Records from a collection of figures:
---------------

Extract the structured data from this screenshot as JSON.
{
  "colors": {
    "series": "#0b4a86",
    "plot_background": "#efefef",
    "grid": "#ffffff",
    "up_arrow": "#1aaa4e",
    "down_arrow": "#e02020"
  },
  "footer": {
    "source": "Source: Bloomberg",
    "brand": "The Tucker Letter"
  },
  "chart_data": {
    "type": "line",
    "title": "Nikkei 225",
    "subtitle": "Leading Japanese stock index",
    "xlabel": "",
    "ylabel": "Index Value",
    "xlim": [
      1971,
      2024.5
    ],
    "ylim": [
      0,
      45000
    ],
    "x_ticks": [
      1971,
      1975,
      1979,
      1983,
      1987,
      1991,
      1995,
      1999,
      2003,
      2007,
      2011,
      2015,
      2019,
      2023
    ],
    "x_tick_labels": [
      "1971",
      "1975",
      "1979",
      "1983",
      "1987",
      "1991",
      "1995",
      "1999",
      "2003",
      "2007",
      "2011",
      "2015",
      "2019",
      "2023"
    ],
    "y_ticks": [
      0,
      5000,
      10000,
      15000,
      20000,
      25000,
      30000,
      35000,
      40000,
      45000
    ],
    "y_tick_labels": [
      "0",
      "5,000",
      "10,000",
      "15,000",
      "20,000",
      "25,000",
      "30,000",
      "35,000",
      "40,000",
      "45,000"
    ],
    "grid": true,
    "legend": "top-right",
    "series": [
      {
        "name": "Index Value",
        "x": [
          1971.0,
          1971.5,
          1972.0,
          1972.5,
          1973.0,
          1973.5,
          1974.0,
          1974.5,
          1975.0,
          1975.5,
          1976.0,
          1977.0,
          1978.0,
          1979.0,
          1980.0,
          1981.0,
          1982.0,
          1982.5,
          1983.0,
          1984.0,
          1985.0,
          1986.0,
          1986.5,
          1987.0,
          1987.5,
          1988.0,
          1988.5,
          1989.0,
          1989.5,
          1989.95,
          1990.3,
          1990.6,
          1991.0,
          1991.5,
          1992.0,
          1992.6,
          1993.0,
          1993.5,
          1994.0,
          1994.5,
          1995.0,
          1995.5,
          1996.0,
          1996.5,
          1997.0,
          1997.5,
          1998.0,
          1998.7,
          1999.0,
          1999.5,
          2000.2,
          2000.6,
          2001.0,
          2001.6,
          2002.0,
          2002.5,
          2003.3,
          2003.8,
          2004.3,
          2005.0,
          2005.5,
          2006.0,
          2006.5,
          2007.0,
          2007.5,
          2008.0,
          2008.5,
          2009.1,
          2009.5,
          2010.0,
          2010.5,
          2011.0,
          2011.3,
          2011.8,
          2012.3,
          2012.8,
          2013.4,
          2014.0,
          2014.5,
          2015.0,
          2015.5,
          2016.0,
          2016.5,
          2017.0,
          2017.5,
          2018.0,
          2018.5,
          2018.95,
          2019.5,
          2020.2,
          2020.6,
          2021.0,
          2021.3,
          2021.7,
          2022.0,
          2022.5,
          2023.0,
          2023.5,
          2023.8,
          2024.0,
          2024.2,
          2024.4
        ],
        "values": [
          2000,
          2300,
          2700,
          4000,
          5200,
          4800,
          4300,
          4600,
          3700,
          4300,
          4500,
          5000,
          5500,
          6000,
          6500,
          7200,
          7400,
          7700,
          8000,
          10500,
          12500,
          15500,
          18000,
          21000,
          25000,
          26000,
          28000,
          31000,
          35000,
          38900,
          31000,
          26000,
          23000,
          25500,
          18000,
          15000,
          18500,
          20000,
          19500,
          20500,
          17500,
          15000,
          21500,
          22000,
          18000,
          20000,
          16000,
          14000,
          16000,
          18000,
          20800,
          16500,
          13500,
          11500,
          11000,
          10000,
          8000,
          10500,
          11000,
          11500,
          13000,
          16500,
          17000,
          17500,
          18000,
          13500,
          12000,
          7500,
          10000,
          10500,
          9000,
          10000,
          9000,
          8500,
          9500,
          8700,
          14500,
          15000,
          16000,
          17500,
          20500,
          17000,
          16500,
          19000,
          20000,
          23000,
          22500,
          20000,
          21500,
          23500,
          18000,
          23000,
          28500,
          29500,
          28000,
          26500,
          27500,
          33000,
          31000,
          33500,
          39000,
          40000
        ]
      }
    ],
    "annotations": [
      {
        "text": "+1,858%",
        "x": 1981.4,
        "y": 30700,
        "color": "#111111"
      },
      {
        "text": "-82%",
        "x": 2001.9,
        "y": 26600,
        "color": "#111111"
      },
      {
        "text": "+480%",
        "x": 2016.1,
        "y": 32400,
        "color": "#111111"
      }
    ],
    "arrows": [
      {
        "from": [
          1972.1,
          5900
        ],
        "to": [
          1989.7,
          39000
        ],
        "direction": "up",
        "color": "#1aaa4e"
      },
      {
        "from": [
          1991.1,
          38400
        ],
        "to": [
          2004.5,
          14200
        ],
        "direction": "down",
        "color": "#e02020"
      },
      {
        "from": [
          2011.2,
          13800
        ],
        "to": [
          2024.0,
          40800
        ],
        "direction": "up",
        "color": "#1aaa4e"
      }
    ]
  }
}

---------------

● Work to complete
Print the entries exactly. Include every one.

● The completed task
Extract the structured data from this screenshot as JSON.
{
  "colors": {
    "series": "#0b4a86",
    "plot_background": "#efefef",
    "grid": "#ffffff",
    "up_arrow": "#1aaa4e",
    "down_arrow": "#e02020"
  },
  "footer": {
    "source": "Source: Bloomberg",
    "brand": "The Tucker Letter"
  },
  "chart_data": {
    "type": "line",
    "title": "Nikkei 225",
    "subtitle": "Leading Japanese stock index",
    "xlabel": "",
    "ylabel": "Index Value",
    "xlim": [
      1971,
      2024.5
    ],
    "ylim": [
      0,
      45000
    ],
    "x_ticks": [
      1971,
      1975,
      1979,
      1983,
      1987,
      1991,
      1995,
      1999,
      2003,
      2007,
      2011,
      2015,
      2019,
      2023
    ],
    "x_tick_labels": [
      "1971",
      "1975",
      "1979",
      "1983",
      "1987",
      "1991",
      "1995",
      "1999",
      "2003",
      "2007",
      "2011",
      "2015",
      "2019",
      "2023"
    ],
    "y_ticks": [
      0,
      5000,
      10000,
      15000,
      20000,
      25000,
      30000,
      35000,
      40000,
      45000
    ],
    "y_tick_labels": [
      "0",
      "5,000",
      "10,000",
      "15,000",
      "20,000",
      "25,000",
      "30,000",
      "35,000",
      "40,000",
      "45,000"
    ],
    "grid": true,
    "legend": "top-right",
    "series": [
      {
        "name": "Index Value",
        "x": [
          1971.0,
          1971.5,
          1972.0,
          1972.5,
          1973.0,
          1973.5,
          1974.0,
          1974.5,
          1975.0,
          1975.5,
          1976.0,
          1977.0,
          1978.0,
          1979.0,
          1980.0,
          1981.0,
          1982.0,
          1982.5,
          1983.0,
          1984.0,
          1985.0,
          1986.0,
          1986.5,
          1987.0,
          1987.5,
          1988.0,
          1988.5,
          1989.0,
          1989.5,
          1989.95,
          1990.3,
          1990.6,
          1991.0,
          1991.5,
          1992.0,
          1992.6,
          1993.0,
          1993.5,
          1994.0,
          1994.5,
          1995.0,
          1995.5,
          1996.0,
          1996.5,
          1997.0,
          1997.5,
          1998.0,
          1998.7,
          1999.0,
          1999.5,
          2000.2,
          2000.6,
          2001.0,
          2001.6,
          2002.0,
          2002.5,
          2003.3,
          2003.8,
          2004.3,
          2005.0,
          2005.5,
          2006.0,
          2006.5,
          2007.0,
          2007.5,
          2008.0,
          2008.5,
          2009.1,
          2009.5,
          2010.0,
          2010.5,
          2011.0,
          2011.3,
          2011.8,
          2012.3,
          2012.8,
          2013.4,
          2014.0,
          2014.5,
          2015.0,
          2015.5,
          2016.0,
          2016.5,
          2017.0,
          2017.5,
          2018.0,
          2018.5,
          2018.95,
          2019.5,
          2020.2,
          2020.6,
          2021.0,
          2021.3,
          2021.7,
          2022.0,
          2022.5,
          2023.0,
          2023.5,
          2023.8,
          2024.0,
          2024.2,
          2024.4
        ],
        "values": [
          2000,
          2300,
          2700,
          4000,
          5200,
          4800,
          4300,
          4600,
          3700,
          4300,
          4500,
          5000,
          5500,
          6000,
          6500,
          7200,
          7400,
          7700,
          8000,
          10500,
          12500,
          15500,
          18000,
          21000,
          25000,
          26000,
          28000,
          31000,
          35000,
          38900,
          31000,
          26000,
          23000,
          25500,
          18000,
          15000,
          18500,
          20000,
          19500,
          20500,
          17500,
          15000,
          21500,
          22000,
          18000,
          20000,
          16000,
          14000,
          16000,
          18000,
          20800,
          16500,
          13500,
          11500,
          11000,
          10000,
          8000,
          10500,
          11000,
          11500,
          13000,
          16500,
          17000,
          17500,
          18000,
          13500,
          12000,
          7500,
          10000,
          10500,
          9000,
          10000,
          9000,
          8500,
          9500,
          8700,
          14500,
          15000,
          16000,
          17500,
          20500,
          17000,
          16500,
          19000,
          20000,
          23000,
          22500,
          20000,
          21500,
          23500,
          18000,
          23000,
          28500,
          29500,
          28000,
          26500,
          27500,
          33000,
          31000,
          33500,
          39000,
          40000
        ]
      }
    ],
    "annotations": [
      {
        "text": "+1,858%",
        "x": 1981.4,
        "y": 30700,
        "color": "#111111"
      },
      {
        "text": "-82%",
        "x": 2001.9,
        "y": 26600,
        "color": "#111111"
      },
      {
        "text": "+480%",
        "x": 2016.1,
        "y": 32400,
        "color": "#111111"
      }
    ],
    "arrows": [
      {
        "from": [
          1972.1,
          5900
        ],
        "to": [
          1989.7,
          39000
        ],
        "direction": "up",
        "color": "#1aaa4e"
      },
      {
        "from": [
          1991.1,
          38400
        ],
        "to": [
          2004.5,
          14200
        ],
        "direction": "down",
        "color": "#e02020"
      },
      {
        "from": [
          2011.2,
          13800
        ],
        "to": [
          2024.0,
          40800
        ],
        "direction": "up",
        "color": "#1aaa4e"
      }
    ]
  }
}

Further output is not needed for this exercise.